[Records that describe figures]
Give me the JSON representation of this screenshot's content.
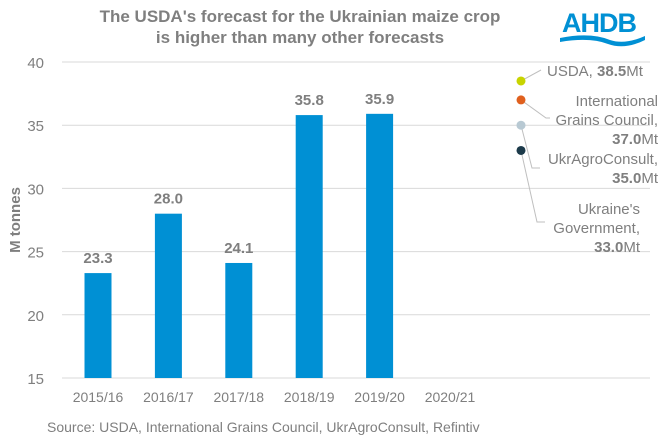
{
  "chart_data": {
    "type": "bar",
    "title_lines": [
      "The USDA's forecast for the Ukrainian maize crop",
      "is higher than many other forecasts"
    ],
    "ylabel": "M tonnes",
    "xlabel": "",
    "ylim": [
      15,
      40
    ],
    "yticks": [
      15,
      20,
      25,
      30,
      35,
      40
    ],
    "grid": true,
    "categories": [
      "2015/16",
      "2016/17",
      "2017/18",
      "2018/19",
      "2019/20",
      "2020/21"
    ],
    "values": [
      23.3,
      28.0,
      24.1,
      35.8,
      35.9,
      null
    ],
    "data_labels": [
      "23.3",
      "28.0",
      "24.1",
      "35.8",
      "35.9",
      ""
    ],
    "bar_color": "#0090d4",
    "forecasts": [
      {
        "name_lines": [
          "USDA,"
        ],
        "value": 38.5,
        "value_label": "38.5",
        "unit": "Mt",
        "color": "#c8d400"
      },
      {
        "name_lines": [
          "International",
          "Grains Council,"
        ],
        "value": 37.0,
        "value_label": "37.0",
        "unit": "Mt",
        "color": "#e0601e"
      },
      {
        "name_lines": [
          "UkrAgroConsult,"
        ],
        "value": 35.0,
        "value_label": "35.0",
        "unit": "Mt",
        "color": "#b8c9d3"
      },
      {
        "name_lines": [
          "Ukraine's",
          "Government,"
        ],
        "value": 33.0,
        "value_label": "33.0",
        "unit": "Mt",
        "color": "#1c3a4a"
      }
    ],
    "source": "Source: USDA, International Grains Council, UkrAgroConsult, Refintiv"
  },
  "logo": {
    "text": "AHDB",
    "color": "#0090d4"
  }
}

- Aim of the exercise -
Transcribe the records verbatim and omit the images.

- Exercise result -
Give me the JSON representation of this screenshot's content.
{
  "chart_data": {
    "type": "bar",
    "title_lines": [
      "The USDA's forecast for the Ukrainian maize crop",
      "is higher than many other forecasts"
    ],
    "ylabel": "M tonnes",
    "xlabel": "",
    "ylim": [
      15,
      40
    ],
    "yticks": [
      15,
      20,
      25,
      30,
      35,
      40
    ],
    "grid": true,
    "categories": [
      "2015/16",
      "2016/17",
      "2017/18",
      "2018/19",
      "2019/20",
      "2020/21"
    ],
    "values": [
      23.3,
      28.0,
      24.1,
      35.8,
      35.9,
      null
    ],
    "data_labels": [
      "23.3",
      "28.0",
      "24.1",
      "35.8",
      "35.9",
      ""
    ],
    "bar_color": "#0090d4",
    "forecasts": [
      {
        "name_lines": [
          "USDA,"
        ],
        "value": 38.5,
        "value_label": "38.5",
        "unit": "Mt",
        "color": "#c8d400"
      },
      {
        "name_lines": [
          "International",
          "Grains Council,"
        ],
        "value": 37.0,
        "value_label": "37.0",
        "unit": "Mt",
        "color": "#e0601e"
      },
      {
        "name_lines": [
          "UkrAgroConsult,"
        ],
        "value": 35.0,
        "value_label": "35.0",
        "unit": "Mt",
        "color": "#b8c9d3"
      },
      {
        "name_lines": [
          "Ukraine's",
          "Government,"
        ],
        "value": 33.0,
        "value_label": "33.0",
        "unit": "Mt",
        "color": "#1c3a4a"
      }
    ],
    "source": "Source: USDA, International Grains Council, UkrAgroConsult, Refintiv"
  },
  "logo": {
    "text": "AHDB",
    "color": "#0090d4"
  }
}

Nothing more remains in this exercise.